_Dataset items:_

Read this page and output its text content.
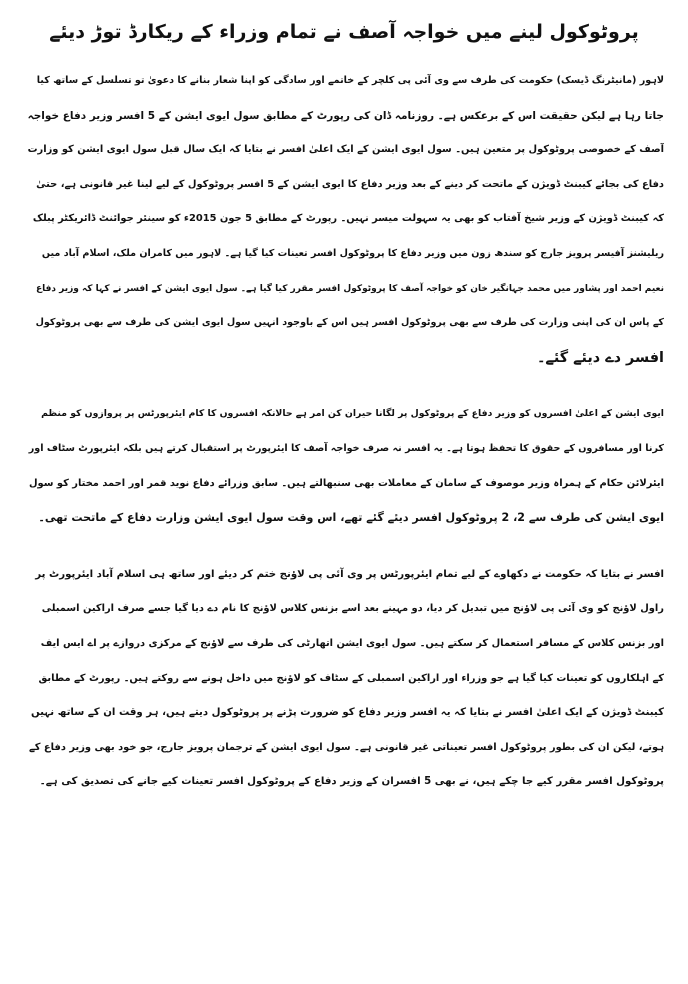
پروٹوکول لینے میں خواجہ آصف نے تمام وزراء کے ریکارڈ توڑ دیئے
لاہور (مانیٹرنگ ڈیسک) حکومت کی طرف سے وی آئی پی کلچر کے خاتمے اور سادگی کو اپنا شعار بنانے کا دعویٰ تو تسلسل کے ساتھ کیا
جاتا رہا ہے لیکن حقیقت اس کے برعکس ہے۔ روزنامہ ڈان کی رپورٹ کے مطابق سول ایوی ایشن کے 5 افسر وزیر دفاع خواجہ
آصف کے خصوصی پروٹوکول پر متعین ہیں۔ سول ایوی ایشن کے ایک اعلیٰ افسر نے بتایا کہ ایک سال قبل سول ایوی ایشن کو وزارت
دفاع کی بجائے کیبنٹ ڈویژن کے ماتحت کر دینے کے بعد وزیر دفاع کا ایوی ایشن کے 5 افسر پروٹوکول کے لیے لینا غیر قانونی ہے، حتیٰ
کہ کیبنٹ ڈویژن کے وزیر شیخ آفتاب کو بھی یہ سہولت میسر نہیں۔ رپورٹ کے مطابق 5 جون 2015ء کو سینئر جوائنٹ ڈائریکٹر پبلک
ریلیشنز آفیسر پرویز جارج کو سندھ زون میں وزیر دفاع کا پروٹوکول افسر تعینات کیا گیا ہے۔ لاہور میں کامران ملک، اسلام آباد میں
نعیم احمد اور پشاور میں محمد جہانگیر خان کو خواجہ آصف کا پروٹوکول افسر مقرر کیا گیا ہے۔ سول ایوی ایشن کے افسر نے کہا کہ وزیر دفاع
کے پاس ان کی اپنی وزارت کی طرف سے بھی پروٹوکول افسر ہیں اس کے باوجود انہیں سول ایوی ایشن کی طرف سے بھی پروٹوکول
افسر دے دیئے گئے۔
ایوی ایشن کے اعلیٰ افسروں کو وزیر دفاع کے پروٹوکول پر لگانا حیران کن امر ہے حالانکہ افسروں کا کام ایئرپورٹس پر پروازوں کو منظم
کرنا اور مسافروں کے حقوق کا تحفظ ہوتا ہے۔ یہ افسر نہ صرف خواجہ آصف کا ایئرپورٹ پر استقبال کرتے ہیں بلکہ ایئرپورٹ سٹاف اور
ایئرلائن حکام کے ہمراہ وزیر موصوف کے سامان کے معاملات بھی سنبھالتے ہیں۔ سابق وزرائے دفاع نوید قمر اور احمد مختار کو سول
ایوی ایشن کی طرف سے 2، 2 پروٹوکول افسر دیئے گئے تھے، اس وقت سول ایوی ایشن وزارت دفاع کے ماتحت تھی۔
افسر نے بتایا کہ حکومت نے دکھاوے کے لیے تمام ایئرپورٹس پر وی آئی پی لاؤنج ختم کر دیئے اور ساتھ ہی اسلام آباد ایئرپورٹ پر
راول لاؤنج کو وی آئی پی لاؤنج میں تبدیل کر دیا، دو مہینے بعد اسے بزنس کلاس لاؤنج کا نام دے دیا گیا جسے صرف اراکین اسمبلی
اور بزنس کلاس کے مسافر استعمال کر سکتے ہیں۔ سول ایوی ایشن اتھارٹی کی طرف سے لاؤنج کے مرکزی دروازے پر اے ایس ایف
کے اہلکاروں کو تعینات کیا گیا ہے جو وزراء اور اراکین اسمبلی کے سٹاف کو لاؤنج میں داخل ہونے سے روکتے ہیں۔ رپورٹ کے مطابق
کیبنٹ ڈویژن کے ایک اعلیٰ افسر نے بتایا کہ یہ افسر وزیر دفاع کو ضرورت پڑنے پر پروٹوکول دیتے ہیں، ہر وقت ان کے ساتھ نہیں
ہوتے، لیکن ان کی بطور پروٹوکول افسر تعیناتی غیر قانونی ہے۔ سول ایوی ایشن کے ترجمان پرویز جارج، جو خود بھی وزیر دفاع کے
پروٹوکول افسر مقرر کیے جا چکے ہیں، نے بھی 5 افسران کے وزیر دفاع کے پروٹوکول افسر تعینات کیے جانے کی تصدیق کی ہے۔
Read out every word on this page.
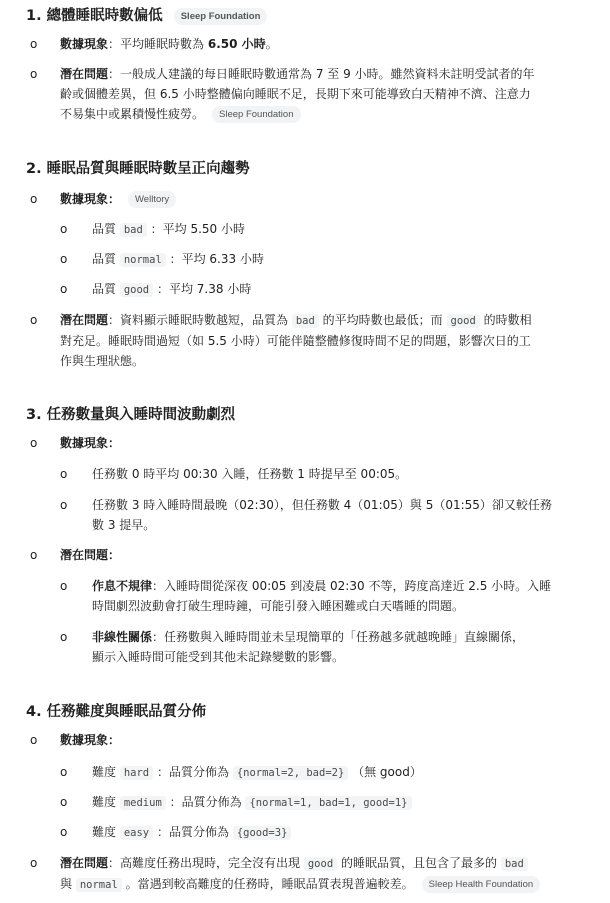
1. 總體睡眠時數偏低 Sleep Foundation
o 數據現象：平均睡眠時數為 6.50 小時。
o 潛在問題：一般成人建議的每日睡眠時數通常為 7 至 9 小時。雖然資料未註明受試者的年
齡或個體差異，但 6.5 小時整體偏向睡眠不足，長期下來可能導致白天精神不濟、注意力
不易集中或累積慢性疲勞。 Sleep Foundation
2. 睡眠品質與睡眠時數呈正向趨勢
o 數據現象： Welltory
o 品質 bad ：平均 5.50 小時
o 品質 normal ：平均 6.33 小時
o 品質 good ：平均 7.38 小時
o 潛在問題：資料顯示睡眠時數越短，品質為 bad 的平均時數也最低；而 good 的時數相
對充足。睡眠時間過短（如 5.5 小時）可能伴隨整體修復時間不足的問題，影響次日的工
作與生理狀態。
3. 任務數量與入睡時間波動劇烈
o 數據現象：
o 任務數 0 時平均 00:30 入睡，任務數 1 時提早至 00:05。
o 任務數 3 時入睡時間最晚（02:30），但任務數 4（01:05）與 5（01:55）卻又較任務
數 3 提早。
o 潛在問題：
o 作息不規律：入睡時間從深夜 00:05 到凌晨 02:30 不等，跨度高達近 2.5 小時。入睡
時間劇烈波動會打破生理時鐘，可能引發入睡困難或白天嗜睡的問題。
o 非線性關係：任務數與入睡時間並未呈現簡單的「任務越多就越晚睡」直線關係，
顯示入睡時間可能受到其他未記錄變數的影響。
4. 任務難度與睡眠品質分佈
o 數據現象：
o 難度 hard ：品質分佈為 {normal=2, bad=2} （無 good）
o 難度 medium ：品質分佈為 {normal=1, bad=1, good=1}
o 難度 easy ：品質分佈為 {good=3}
o 潛在問題：高難度任務出現時，完全沒有出現 good 的睡眠品質，且包含了最多的 bad
與 normal 。當遇到較高難度的任務時，睡眠品質表現普遍較差。 Sleep Health Foundation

_What you have to do:_ Print the lines from the one holding "Read out every word on this page." through the last line of the records, word for word, and omit the pictures.

_Exercise output:_
Read out every word on this page.
1. 總體睡眠時數偏低 Sleep Foundation
o 數據現象：平均睡眠時數為 6.50 小時。
o 潛在問題：一般成人建議的每日睡眠時數通常為 7 至 9 小時。雖然資料未註明受試者的年
齡或個體差異，但 6.5 小時整體偏向睡眠不足，長期下來可能導致白天精神不濟、注意力
不易集中或累積慢性疲勞。 Sleep Foundation
2. 睡眠品質與睡眠時數呈正向趨勢
o 數據現象： Welltory
o 品質 bad ：平均 5.50 小時
o 品質 normal ：平均 6.33 小時
o 品質 good ：平均 7.38 小時
o 潛在問題：資料顯示睡眠時數越短，品質為 bad 的平均時數也最低；而 good 的時數相
對充足。睡眠時間過短（如 5.5 小時）可能伴隨整體修復時間不足的問題，影響次日的工
作與生理狀態。
3. 任務數量與入睡時間波動劇烈
o 數據現象：
o 任務數 0 時平均 00:30 入睡，任務數 1 時提早至 00:05。
o 任務數 3 時入睡時間最晚（02:30），但任務數 4（01:05）與 5（01:55）卻又較任務
數 3 提早。
o 潛在問題：
o 作息不規律：入睡時間從深夜 00:05 到凌晨 02:30 不等，跨度高達近 2.5 小時。入睡
時間劇烈波動會打破生理時鐘，可能引發入睡困難或白天嗜睡的問題。
o 非線性關係：任務數與入睡時間並未呈現簡單的「任務越多就越晚睡」直線關係，
顯示入睡時間可能受到其他未記錄變數的影響。
4. 任務難度與睡眠品質分佈
o 數據現象：
o 難度 hard ：品質分佈為 {normal=2, bad=2} （無 good）
o 難度 medium ：品質分佈為 {normal=1, bad=1, good=1}
o 難度 easy ：品質分佈為 {good=3}
o 潛在問題：高難度任務出現時，完全沒有出現 good 的睡眠品質，且包含了最多的 bad
與 normal 。當遇到較高難度的任務時，睡眠品質表現普遍較差。 Sleep Health Foundation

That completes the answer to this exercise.